Each entry below is to be given again word for word, with no pictures.

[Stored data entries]
------------------------------------
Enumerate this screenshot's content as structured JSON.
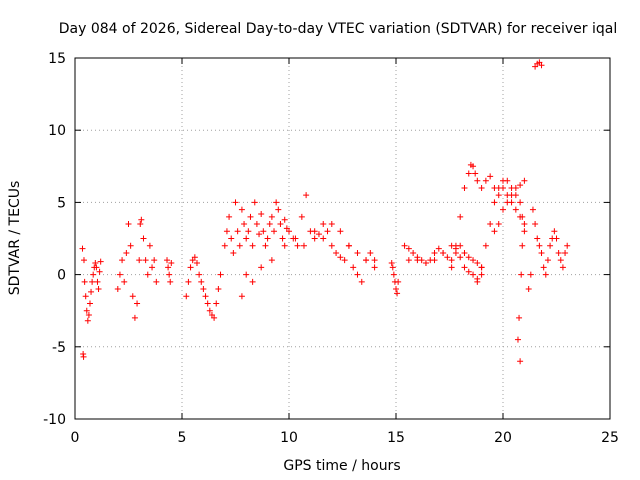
{
  "chart_data": {
    "type": "scatter",
    "title": "Day 084 of 2026, Sidereal Day-to-day VTEC variation (SDTVAR) for receiver iqal",
    "xlabel": "GPS time / hours",
    "ylabel": "SDTVAR / TECUs",
    "xlim": [
      0,
      25
    ],
    "ylim": [
      -10,
      15
    ],
    "xticks": [
      0,
      5,
      10,
      15,
      20,
      25
    ],
    "yticks": [
      -10,
      -5,
      0,
      5,
      10,
      15
    ],
    "grid": true,
    "marker": "+",
    "series": [
      {
        "name": "SDTVAR",
        "color": "#ff0000",
        "x": [
          0.35,
          0.38,
          0.4,
          0.42,
          0.45,
          0.5,
          0.55,
          0.6,
          0.65,
          0.7,
          0.75,
          0.8,
          0.85,
          0.9,
          0.95,
          1.0,
          1.05,
          1.1,
          1.15,
          1.2,
          2.0,
          2.1,
          2.2,
          2.3,
          2.4,
          2.5,
          2.6,
          2.7,
          2.8,
          2.9,
          3.0,
          3.05,
          3.1,
          3.2,
          3.3,
          3.4,
          3.5,
          3.6,
          3.7,
          3.8,
          4.3,
          4.35,
          4.4,
          4.45,
          4.5,
          5.2,
          5.3,
          5.4,
          5.5,
          5.6,
          5.7,
          5.8,
          5.9,
          6.0,
          6.1,
          6.2,
          6.3,
          6.4,
          6.5,
          6.6,
          6.7,
          6.8,
          7.0,
          7.1,
          7.2,
          7.3,
          7.4,
          7.5,
          7.6,
          7.7,
          7.8,
          7.9,
          8.0,
          8.1,
          8.2,
          8.3,
          8.4,
          8.5,
          8.6,
          8.7,
          8.8,
          8.9,
          9.0,
          9.1,
          9.2,
          9.3,
          9.4,
          9.5,
          9.6,
          9.7,
          9.8,
          9.9,
          10.0,
          10.2,
          10.4,
          10.6,
          10.8,
          11.0,
          11.2,
          11.4,
          11.6,
          11.8,
          12.0,
          12.2,
          12.4,
          12.6,
          12.8,
          13.0,
          13.2,
          13.4,
          13.6,
          13.8,
          14.0,
          7.8,
          8.0,
          8.3,
          8.7,
          9.2,
          9.8,
          10.3,
          10.7,
          11.2,
          11.6,
          12.0,
          12.4,
          12.8,
          13.2,
          13.6,
          14.0,
          14.8,
          14.85,
          14.9,
          14.95,
          15.0,
          15.05,
          15.1,
          15.4,
          15.6,
          15.8,
          16.0,
          16.2,
          16.4,
          16.6,
          16.8,
          17.0,
          17.2,
          17.4,
          17.6,
          17.8,
          18.0,
          18.2,
          18.4,
          18.6,
          18.8,
          19.0,
          15.6,
          16.0,
          16.4,
          16.8,
          17.2,
          17.6,
          17.8,
          18.0,
          18.2,
          18.4,
          18.6,
          18.8,
          19.0,
          17.6,
          17.8,
          18.0,
          18.2,
          18.4,
          18.5,
          18.6,
          18.7,
          18.8,
          19.0,
          19.2,
          19.4,
          19.6,
          19.8,
          20.0,
          20.2,
          20.4,
          20.6,
          20.8,
          21.0,
          18.8,
          19.0,
          19.2,
          19.4,
          19.6,
          19.8,
          20.0,
          20.2,
          20.4,
          20.6,
          20.8,
          21.0,
          19.6,
          19.8,
          20.0,
          20.2,
          20.4,
          20.6,
          20.8,
          20.9,
          21.0,
          20.7,
          20.75,
          20.8,
          20.85,
          20.9,
          21.2,
          21.3,
          21.4,
          21.5,
          21.6,
          21.7,
          21.8,
          21.9,
          22.0,
          22.1,
          22.2,
          22.3,
          22.4,
          22.5,
          22.6,
          22.7,
          22.8,
          22.9,
          23.0,
          21.5,
          21.6,
          21.7,
          21.8
        ],
        "y": [
          1.8,
          -5.5,
          -5.7,
          1.0,
          -0.5,
          -1.5,
          -2.5,
          -3.2,
          -2.8,
          -2.0,
          -1.2,
          -0.5,
          0.0,
          0.5,
          0.8,
          0.5,
          -0.5,
          -1.0,
          0.2,
          0.9,
          -1.0,
          0.0,
          1.0,
          -0.5,
          1.5,
          3.5,
          2.0,
          -1.5,
          -3.0,
          -2.0,
          1.0,
          3.5,
          3.8,
          2.5,
          1.0,
          0.0,
          2.0,
          0.5,
          1.0,
          -0.5,
          1.0,
          0.5,
          0.0,
          -0.5,
          0.8,
          -1.5,
          -0.5,
          0.5,
          1.0,
          1.2,
          0.8,
          0.0,
          -0.5,
          -1.0,
          -1.5,
          -2.0,
          -2.5,
          -2.8,
          -3.0,
          -2.0,
          -1.0,
          0.0,
          2.0,
          3.0,
          4.0,
          2.5,
          1.5,
          5.0,
          3.0,
          2.0,
          4.5,
          3.5,
          2.5,
          3.0,
          4.0,
          2.0,
          5.0,
          3.5,
          2.8,
          4.2,
          3.0,
          2.0,
          2.5,
          3.5,
          4.0,
          3.0,
          5.0,
          4.5,
          3.5,
          2.5,
          3.8,
          3.2,
          3.0,
          2.5,
          2.0,
          4.0,
          5.5,
          3.0,
          2.5,
          2.8,
          3.5,
          3.0,
          2.0,
          1.5,
          1.2,
          1.0,
          2.0,
          0.5,
          0.0,
          -0.5,
          1.0,
          1.5,
          1.0,
          -1.5,
          0.0,
          -0.5,
          0.5,
          1.0,
          2.0,
          2.5,
          2.0,
          3.0,
          2.5,
          3.5,
          3.0,
          2.0,
          1.5,
          1.0,
          0.5,
          0.8,
          0.5,
          0.0,
          -0.5,
          -1.0,
          -1.3,
          -0.5,
          2.0,
          1.8,
          1.5,
          1.2,
          1.0,
          0.8,
          1.0,
          1.5,
          1.8,
          1.5,
          1.2,
          1.0,
          1.5,
          2.0,
          1.5,
          1.2,
          1.0,
          0.8,
          0.5,
          1.0,
          1.0,
          0.8,
          1.0,
          1.5,
          2.0,
          1.8,
          1.2,
          0.5,
          0.2,
          0.0,
          -0.3,
          0.0,
          0.5,
          2.0,
          4.0,
          6.0,
          7.0,
          7.6,
          7.5,
          7.0,
          6.5,
          6.0,
          6.5,
          6.8,
          6.0,
          5.5,
          6.0,
          6.5,
          5.5,
          6.0,
          6.2,
          6.5,
          -0.5,
          0.5,
          2.0,
          3.5,
          5.0,
          6.0,
          6.5,
          5.5,
          5.0,
          4.5,
          4.0,
          3.5,
          3.0,
          3.5,
          4.5,
          5.0,
          6.0,
          5.5,
          5.0,
          4.0,
          3.0,
          -4.5,
          -3.0,
          -6.0,
          0.0,
          2.0,
          -1.0,
          0.0,
          4.5,
          3.5,
          2.5,
          2.0,
          1.5,
          0.5,
          0.0,
          1.0,
          2.0,
          2.5,
          3.0,
          2.5,
          1.5,
          1.0,
          0.5,
          1.5,
          2.0,
          14.4,
          14.6,
          14.7,
          14.5
        ]
      }
    ]
  }
}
------------------------------------
- _Final result_
Enumerate this screenshot's content as structured JSON.
{
  "chart_data": {
    "type": "scatter",
    "title": "Day 084 of 2026, Sidereal Day-to-day VTEC variation (SDTVAR) for receiver iqal",
    "xlabel": "GPS time / hours",
    "ylabel": "SDTVAR / TECUs",
    "xlim": [
      0,
      25
    ],
    "ylim": [
      -10,
      15
    ],
    "xticks": [
      0,
      5,
      10,
      15,
      20,
      25
    ],
    "yticks": [
      -10,
      -5,
      0,
      5,
      10,
      15
    ],
    "grid": true,
    "marker": "+",
    "series": [
      {
        "name": "SDTVAR",
        "color": "#ff0000",
        "x": [
          0.35,
          0.38,
          0.4,
          0.42,
          0.45,
          0.5,
          0.55,
          0.6,
          0.65,
          0.7,
          0.75,
          0.8,
          0.85,
          0.9,
          0.95,
          1.0,
          1.05,
          1.1,
          1.15,
          1.2,
          2.0,
          2.1,
          2.2,
          2.3,
          2.4,
          2.5,
          2.6,
          2.7,
          2.8,
          2.9,
          3.0,
          3.05,
          3.1,
          3.2,
          3.3,
          3.4,
          3.5,
          3.6,
          3.7,
          3.8,
          4.3,
          4.35,
          4.4,
          4.45,
          4.5,
          5.2,
          5.3,
          5.4,
          5.5,
          5.6,
          5.7,
          5.8,
          5.9,
          6.0,
          6.1,
          6.2,
          6.3,
          6.4,
          6.5,
          6.6,
          6.7,
          6.8,
          7.0,
          7.1,
          7.2,
          7.3,
          7.4,
          7.5,
          7.6,
          7.7,
          7.8,
          7.9,
          8.0,
          8.1,
          8.2,
          8.3,
          8.4,
          8.5,
          8.6,
          8.7,
          8.8,
          8.9,
          9.0,
          9.1,
          9.2,
          9.3,
          9.4,
          9.5,
          9.6,
          9.7,
          9.8,
          9.9,
          10.0,
          10.2,
          10.4,
          10.6,
          10.8,
          11.0,
          11.2,
          11.4,
          11.6,
          11.8,
          12.0,
          12.2,
          12.4,
          12.6,
          12.8,
          13.0,
          13.2,
          13.4,
          13.6,
          13.8,
          14.0,
          7.8,
          8.0,
          8.3,
          8.7,
          9.2,
          9.8,
          10.3,
          10.7,
          11.2,
          11.6,
          12.0,
          12.4,
          12.8,
          13.2,
          13.6,
          14.0,
          14.8,
          14.85,
          14.9,
          14.95,
          15.0,
          15.05,
          15.1,
          15.4,
          15.6,
          15.8,
          16.0,
          16.2,
          16.4,
          16.6,
          16.8,
          17.0,
          17.2,
          17.4,
          17.6,
          17.8,
          18.0,
          18.2,
          18.4,
          18.6,
          18.8,
          19.0,
          15.6,
          16.0,
          16.4,
          16.8,
          17.2,
          17.6,
          17.8,
          18.0,
          18.2,
          18.4,
          18.6,
          18.8,
          19.0,
          17.6,
          17.8,
          18.0,
          18.2,
          18.4,
          18.5,
          18.6,
          18.7,
          18.8,
          19.0,
          19.2,
          19.4,
          19.6,
          19.8,
          20.0,
          20.2,
          20.4,
          20.6,
          20.8,
          21.0,
          18.8,
          19.0,
          19.2,
          19.4,
          19.6,
          19.8,
          20.0,
          20.2,
          20.4,
          20.6,
          20.8,
          21.0,
          19.6,
          19.8,
          20.0,
          20.2,
          20.4,
          20.6,
          20.8,
          20.9,
          21.0,
          20.7,
          20.75,
          20.8,
          20.85,
          20.9,
          21.2,
          21.3,
          21.4,
          21.5,
          21.6,
          21.7,
          21.8,
          21.9,
          22.0,
          22.1,
          22.2,
          22.3,
          22.4,
          22.5,
          22.6,
          22.7,
          22.8,
          22.9,
          23.0,
          21.5,
          21.6,
          21.7,
          21.8
        ],
        "y": [
          1.8,
          -5.5,
          -5.7,
          1.0,
          -0.5,
          -1.5,
          -2.5,
          -3.2,
          -2.8,
          -2.0,
          -1.2,
          -0.5,
          0.0,
          0.5,
          0.8,
          0.5,
          -0.5,
          -1.0,
          0.2,
          0.9,
          -1.0,
          0.0,
          1.0,
          -0.5,
          1.5,
          3.5,
          2.0,
          -1.5,
          -3.0,
          -2.0,
          1.0,
          3.5,
          3.8,
          2.5,
          1.0,
          0.0,
          2.0,
          0.5,
          1.0,
          -0.5,
          1.0,
          0.5,
          0.0,
          -0.5,
          0.8,
          -1.5,
          -0.5,
          0.5,
          1.0,
          1.2,
          0.8,
          0.0,
          -0.5,
          -1.0,
          -1.5,
          -2.0,
          -2.5,
          -2.8,
          -3.0,
          -2.0,
          -1.0,
          0.0,
          2.0,
          3.0,
          4.0,
          2.5,
          1.5,
          5.0,
          3.0,
          2.0,
          4.5,
          3.5,
          2.5,
          3.0,
          4.0,
          2.0,
          5.0,
          3.5,
          2.8,
          4.2,
          3.0,
          2.0,
          2.5,
          3.5,
          4.0,
          3.0,
          5.0,
          4.5,
          3.5,
          2.5,
          3.8,
          3.2,
          3.0,
          2.5,
          2.0,
          4.0,
          5.5,
          3.0,
          2.5,
          2.8,
          3.5,
          3.0,
          2.0,
          1.5,
          1.2,
          1.0,
          2.0,
          0.5,
          0.0,
          -0.5,
          1.0,
          1.5,
          1.0,
          -1.5,
          0.0,
          -0.5,
          0.5,
          1.0,
          2.0,
          2.5,
          2.0,
          3.0,
          2.5,
          3.5,
          3.0,
          2.0,
          1.5,
          1.0,
          0.5,
          0.8,
          0.5,
          0.0,
          -0.5,
          -1.0,
          -1.3,
          -0.5,
          2.0,
          1.8,
          1.5,
          1.2,
          1.0,
          0.8,
          1.0,
          1.5,
          1.8,
          1.5,
          1.2,
          1.0,
          1.5,
          2.0,
          1.5,
          1.2,
          1.0,
          0.8,
          0.5,
          1.0,
          1.0,
          0.8,
          1.0,
          1.5,
          2.0,
          1.8,
          1.2,
          0.5,
          0.2,
          0.0,
          -0.3,
          0.0,
          0.5,
          2.0,
          4.0,
          6.0,
          7.0,
          7.6,
          7.5,
          7.0,
          6.5,
          6.0,
          6.5,
          6.8,
          6.0,
          5.5,
          6.0,
          6.5,
          5.5,
          6.0,
          6.2,
          6.5,
          -0.5,
          0.5,
          2.0,
          3.5,
          5.0,
          6.0,
          6.5,
          5.5,
          5.0,
          4.5,
          4.0,
          3.5,
          3.0,
          3.5,
          4.5,
          5.0,
          6.0,
          5.5,
          5.0,
          4.0,
          3.0,
          -4.5,
          -3.0,
          -6.0,
          0.0,
          2.0,
          -1.0,
          0.0,
          4.5,
          3.5,
          2.5,
          2.0,
          1.5,
          0.5,
          0.0,
          1.0,
          2.0,
          2.5,
          3.0,
          2.5,
          1.5,
          1.0,
          0.5,
          1.5,
          2.0,
          14.4,
          14.6,
          14.7,
          14.5
        ]
      }
    ]
  }
}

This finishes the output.